EXERCISE REQUIREMENTS: Your task is to reproduce the material exactly.

DATASET ROWS:
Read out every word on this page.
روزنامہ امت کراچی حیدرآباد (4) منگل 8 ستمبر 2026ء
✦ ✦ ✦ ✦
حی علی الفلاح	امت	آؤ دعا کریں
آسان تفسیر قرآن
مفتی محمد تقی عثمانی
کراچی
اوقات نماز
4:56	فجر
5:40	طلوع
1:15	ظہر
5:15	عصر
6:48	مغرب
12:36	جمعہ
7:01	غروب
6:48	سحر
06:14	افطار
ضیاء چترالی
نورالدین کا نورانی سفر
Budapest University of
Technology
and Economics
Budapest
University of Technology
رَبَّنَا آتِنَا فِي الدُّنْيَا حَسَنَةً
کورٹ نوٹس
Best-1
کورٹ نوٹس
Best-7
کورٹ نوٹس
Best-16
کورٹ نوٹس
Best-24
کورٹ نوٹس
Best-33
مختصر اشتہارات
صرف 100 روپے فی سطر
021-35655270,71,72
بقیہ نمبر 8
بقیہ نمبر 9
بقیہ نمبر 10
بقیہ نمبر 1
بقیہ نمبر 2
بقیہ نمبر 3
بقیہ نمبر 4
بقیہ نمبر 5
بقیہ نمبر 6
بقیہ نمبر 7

SOLUTION BELOW:
Read out every word on this page.
روزنامہ امت کراچی حیدرآباد (4) منگل 8 ستمبر 2026ء
✦ ✦ ✦ ✦
حی علی الفلاح	امت	آؤ دعا کریں
آسان تفسیر قرآن
مفتی محمد تقی عثمانی
کراچی
اوقات نماز
4:56	فجر
5:40	طلوع
1:15	ظہر
5:15	عصر
6:48	مغرب
12:36	جمعہ
7:01	غروب
6:48	سحر
06:14	افطار
ضیاء چترالی
نورالدین کا نورانی سفر
Budapest University of
Technology
and Economics
Budapest
University of Technology
رَبَّنَا آتِنَا فِي الدُّنْيَا حَسَنَةً
کورٹ نوٹس
Best-1
کورٹ نوٹس
Best-7
کورٹ نوٹس
Best-16
کورٹ نوٹس
Best-24
کورٹ نوٹس
Best-33
مختصر اشتہارات
صرف 100 روپے فی سطر
021-35655270,71,72
بقیہ نمبر 8
بقیہ نمبر 9
بقیہ نمبر 10
بقیہ نمبر 1
بقیہ نمبر 2
بقیہ نمبر 3
بقیہ نمبر 4
بقیہ نمبر 5
بقیہ نمبر 6
بقیہ نمبر 7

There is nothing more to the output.